Source material ::

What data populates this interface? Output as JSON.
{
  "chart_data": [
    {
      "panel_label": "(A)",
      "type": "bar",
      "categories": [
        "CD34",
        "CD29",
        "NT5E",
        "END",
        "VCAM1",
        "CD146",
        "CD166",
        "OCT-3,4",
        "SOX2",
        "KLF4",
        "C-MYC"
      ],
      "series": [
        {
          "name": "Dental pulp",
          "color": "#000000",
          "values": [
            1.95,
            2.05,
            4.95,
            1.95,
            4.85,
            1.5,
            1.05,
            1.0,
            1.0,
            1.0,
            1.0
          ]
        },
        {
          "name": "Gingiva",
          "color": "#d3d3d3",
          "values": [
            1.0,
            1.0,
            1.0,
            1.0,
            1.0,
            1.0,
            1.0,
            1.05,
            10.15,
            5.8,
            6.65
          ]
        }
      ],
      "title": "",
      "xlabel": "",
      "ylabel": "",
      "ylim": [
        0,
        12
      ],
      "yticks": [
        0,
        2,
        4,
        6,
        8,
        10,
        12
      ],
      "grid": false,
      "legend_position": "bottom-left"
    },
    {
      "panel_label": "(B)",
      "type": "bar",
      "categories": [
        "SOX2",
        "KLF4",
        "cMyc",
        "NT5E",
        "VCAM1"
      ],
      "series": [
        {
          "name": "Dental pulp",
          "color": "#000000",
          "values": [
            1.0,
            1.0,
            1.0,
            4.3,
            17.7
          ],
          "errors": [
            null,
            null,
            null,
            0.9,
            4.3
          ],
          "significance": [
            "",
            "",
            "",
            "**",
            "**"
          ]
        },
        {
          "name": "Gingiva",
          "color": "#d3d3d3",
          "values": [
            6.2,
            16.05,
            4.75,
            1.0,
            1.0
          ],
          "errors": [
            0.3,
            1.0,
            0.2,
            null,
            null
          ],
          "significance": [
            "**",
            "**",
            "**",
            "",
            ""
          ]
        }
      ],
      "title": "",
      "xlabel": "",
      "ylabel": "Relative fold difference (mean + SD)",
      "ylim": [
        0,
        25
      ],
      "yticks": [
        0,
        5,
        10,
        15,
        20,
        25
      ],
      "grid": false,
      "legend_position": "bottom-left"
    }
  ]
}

Problem requirements :: Print the listing above in its entirety, with every line exact.

Answer ::
What data populates this interface? Output as JSON.
{
  "chart_data": [
    {
      "panel_label": "(A)",
      "type": "bar",
      "categories": [
        "CD34",
        "CD29",
        "NT5E",
        "END",
        "VCAM1",
        "CD146",
        "CD166",
        "OCT-3,4",
        "SOX2",
        "KLF4",
        "C-MYC"
      ],
      "series": [
        {
          "name": "Dental pulp",
          "color": "#000000",
          "values": [
            1.95,
            2.05,
            4.95,
            1.95,
            4.85,
            1.5,
            1.05,
            1.0,
            1.0,
            1.0,
            1.0
          ]
        },
        {
          "name": "Gingiva",
          "color": "#d3d3d3",
          "values": [
            1.0,
            1.0,
            1.0,
            1.0,
            1.0,
            1.0,
            1.0,
            1.05,
            10.15,
            5.8,
            6.65
          ]
        }
      ],
      "title": "",
      "xlabel": "",
      "ylabel": "",
      "ylim": [
        0,
        12
      ],
      "yticks": [
        0,
        2,
        4,
        6,
        8,
        10,
        12
      ],
      "grid": false,
      "legend_position": "bottom-left"
    },
    {
      "panel_label": "(B)",
      "type": "bar",
      "categories": [
        "SOX2",
        "KLF4",
        "cMyc",
        "NT5E",
        "VCAM1"
      ],
      "series": [
        {
          "name": "Dental pulp",
          "color": "#000000",
          "values": [
            1.0,
            1.0,
            1.0,
            4.3,
            17.7
          ],
          "errors": [
            null,
            null,
            null,
            0.9,
            4.3
          ],
          "significance": [
            "",
            "",
            "",
            "**",
            "**"
          ]
        },
        {
          "name": "Gingiva",
          "color": "#d3d3d3",
          "values": [
            6.2,
            16.05,
            4.75,
            1.0,
            1.0
          ],
          "errors": [
            0.3,
            1.0,
            0.2,
            null,
            null
          ],
          "significance": [
            "**",
            "**",
            "**",
            "",
            ""
          ]
        }
      ],
      "title": "",
      "xlabel": "",
      "ylabel": "Relative fold difference (mean + SD)",
      "ylim": [
        0,
        25
      ],
      "yticks": [
        0,
        5,
        10,
        15,
        20,
        25
      ],
      "grid": false,
      "legend_position": "bottom-left"
    }
  ]
}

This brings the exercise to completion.